* [Aim of the exercise]: Gather from the material every line that contains the string "chevron".

* [Material shown]:

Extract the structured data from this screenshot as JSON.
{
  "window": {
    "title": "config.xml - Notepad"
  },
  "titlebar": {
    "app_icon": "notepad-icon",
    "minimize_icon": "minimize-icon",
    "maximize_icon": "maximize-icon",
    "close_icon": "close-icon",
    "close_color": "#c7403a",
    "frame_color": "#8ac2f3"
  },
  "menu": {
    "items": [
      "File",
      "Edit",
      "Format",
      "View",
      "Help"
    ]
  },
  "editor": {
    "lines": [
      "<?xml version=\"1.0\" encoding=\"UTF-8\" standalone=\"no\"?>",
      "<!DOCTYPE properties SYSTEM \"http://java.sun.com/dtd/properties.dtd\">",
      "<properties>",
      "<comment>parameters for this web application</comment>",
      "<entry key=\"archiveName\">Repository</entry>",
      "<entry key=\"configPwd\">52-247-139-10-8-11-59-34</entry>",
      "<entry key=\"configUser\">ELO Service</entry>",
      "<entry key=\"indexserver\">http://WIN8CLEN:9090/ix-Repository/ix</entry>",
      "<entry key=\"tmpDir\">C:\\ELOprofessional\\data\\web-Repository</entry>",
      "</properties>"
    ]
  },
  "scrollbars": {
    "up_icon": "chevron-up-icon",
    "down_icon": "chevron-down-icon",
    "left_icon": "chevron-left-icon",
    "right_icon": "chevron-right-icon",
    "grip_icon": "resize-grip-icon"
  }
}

==

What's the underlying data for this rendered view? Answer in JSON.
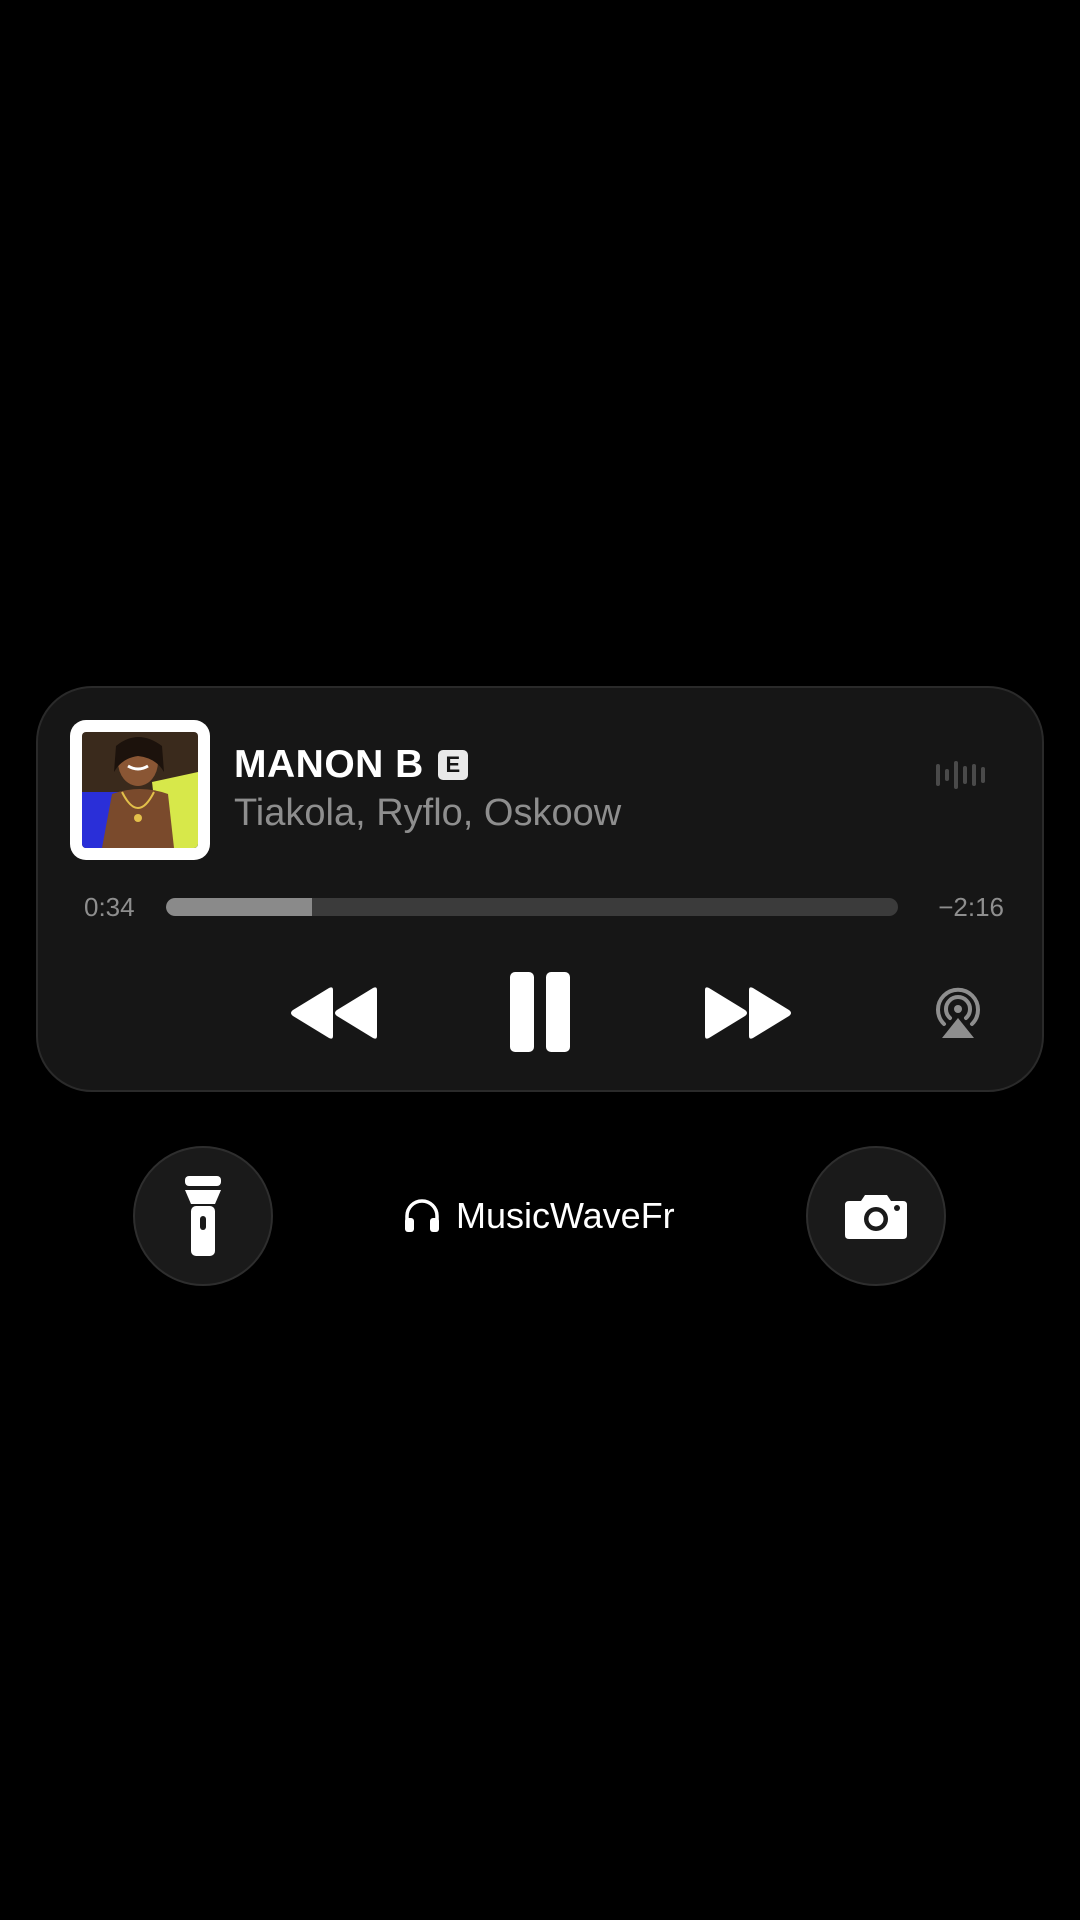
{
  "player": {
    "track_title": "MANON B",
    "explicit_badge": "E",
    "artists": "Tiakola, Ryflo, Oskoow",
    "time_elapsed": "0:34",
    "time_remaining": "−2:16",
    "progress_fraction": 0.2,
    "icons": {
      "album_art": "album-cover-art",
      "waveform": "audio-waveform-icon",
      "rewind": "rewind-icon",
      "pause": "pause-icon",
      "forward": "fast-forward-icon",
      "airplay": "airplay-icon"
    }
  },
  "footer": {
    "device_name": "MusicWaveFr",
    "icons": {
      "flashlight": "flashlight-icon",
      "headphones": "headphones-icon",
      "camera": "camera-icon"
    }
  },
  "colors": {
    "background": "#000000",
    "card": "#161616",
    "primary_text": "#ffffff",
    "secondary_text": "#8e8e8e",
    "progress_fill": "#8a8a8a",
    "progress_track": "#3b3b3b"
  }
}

* [Correct answer]:
    "up_icon": "chevron-up-icon",
    "down_icon": "chevron-down-icon",
    "left_icon": "chevron-left-icon",
    "right_icon": "chevron-right-icon",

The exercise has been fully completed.